Gujinggong Liquor Haikou World Open

Tournament information
- Dates: 10–16 March 2014
- Venue: Hainan International Exhibition Center
- City: Haikou
- Country: China
- Organisation: World Snooker
- Format: Ranking event
- Total prize fund: £478,000
- Winner's share: £85,000
- Highest break: Anthony McGill (SCO) (144)

Final
- Champion: Shaun Murphy (ENG)
- Runner-up: Mark Selby (ENG)
- Score: 10–6

= 2014 World Open (snooker) =

The 2014 Gujinggong Liquor Haikou World Open was a professional ranking snooker tournament that took place between 10 and 16 March 2014 at the Hainan International Exhibition Center in Haikou, China. It was the ninth ranking event of the 2013/2014 season.

****************

**What you will do:**
#1 Can you arrange the dataset records below as a two-column CSV with the headers figure_text and element_positions? Give one row per record, put its text and its answer each in a single quoted field, and turn line breaks into spaces.
#2 Could you pick up the 2014 World Open snooker article after its last sentence and keep writing it?

(Dataset items)
****************

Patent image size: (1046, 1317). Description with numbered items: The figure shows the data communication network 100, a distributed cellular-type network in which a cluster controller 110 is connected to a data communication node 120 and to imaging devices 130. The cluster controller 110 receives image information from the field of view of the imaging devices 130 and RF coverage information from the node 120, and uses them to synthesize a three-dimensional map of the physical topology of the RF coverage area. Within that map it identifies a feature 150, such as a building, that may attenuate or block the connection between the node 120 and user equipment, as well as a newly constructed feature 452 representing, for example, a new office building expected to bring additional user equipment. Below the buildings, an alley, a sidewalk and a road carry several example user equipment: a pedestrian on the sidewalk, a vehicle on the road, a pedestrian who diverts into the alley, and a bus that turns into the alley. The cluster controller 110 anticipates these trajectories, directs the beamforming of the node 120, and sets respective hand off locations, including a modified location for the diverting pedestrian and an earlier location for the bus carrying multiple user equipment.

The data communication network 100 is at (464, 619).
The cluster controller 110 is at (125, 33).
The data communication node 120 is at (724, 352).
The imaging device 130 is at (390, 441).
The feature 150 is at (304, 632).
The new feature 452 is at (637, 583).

****************

**Answers to the exercises:**
#1
figure_text,element_positions
"Patent image size: (1046, 1317). Description with numbered items: The figure shows the data communication network 100, a distributed cellular-type network in which a cluster controller 110 is connected to a data communication node 120 and to imaging devices 130. The cluster controller 110 receives image information from the field of view of the imaging devices 130 and RF coverage information from the node 120, and uses them to synthesize a three-dimensional map of the physical topology of the RF coverage area. Within that map it identifies a feature 150, such as a building, that may attenuate or block the connection between the node 120 and user equipment, as well as a newly constructed feature 452 representing, for example, a new office building expected to bring additional user equipment. Below the buildings, an alley, a sidewalk and a road carry several example user equipment: a pedestrian on the sidewalk, a vehicle on the road, a pedestrian who diverts into the alley, and a bus that turns into the alley. The cluster controller 110 anticipates these trajectories, directs the beamforming of the node 120, and sets respective hand off locations, including a modified location for the diverting pedestrian and an earlier location for the bus carrying multiple user equipment.","The data communication network 100 is at (464, 619). The cluster controller 110 is at (125, 33). The data communication node 120 is at (724, 352). The imaging device 130 is at (390, 441). The feature 150 is at (304, 632). The new feature 452 is at (637, 583)."

#2
Mark Allen was the defending champion, but he lost 4–6 against Shaun Murphy in the semi-final.

Murphy won his fifth ranking title by defeating Mark Selby 10–6 in the final.

==Prize fund==
The total prize money of the event was raised to £478,000 from the previous year's £425,000. The breakdown of prize money for this year is shown below:

- Winner: £85,000
- Runner-up: £35,000
- Semi-final: £21,000
- Quarter-final: £12,500
- Last 16: £8,000
- Last 32: £6,500
- Last 64: £3,000

- Non-televised highest break: £0
- Televised highest break: £2,000
- Total: £478,000

==Wildcard round==
These matches were played in Haikou on 10 March 2014.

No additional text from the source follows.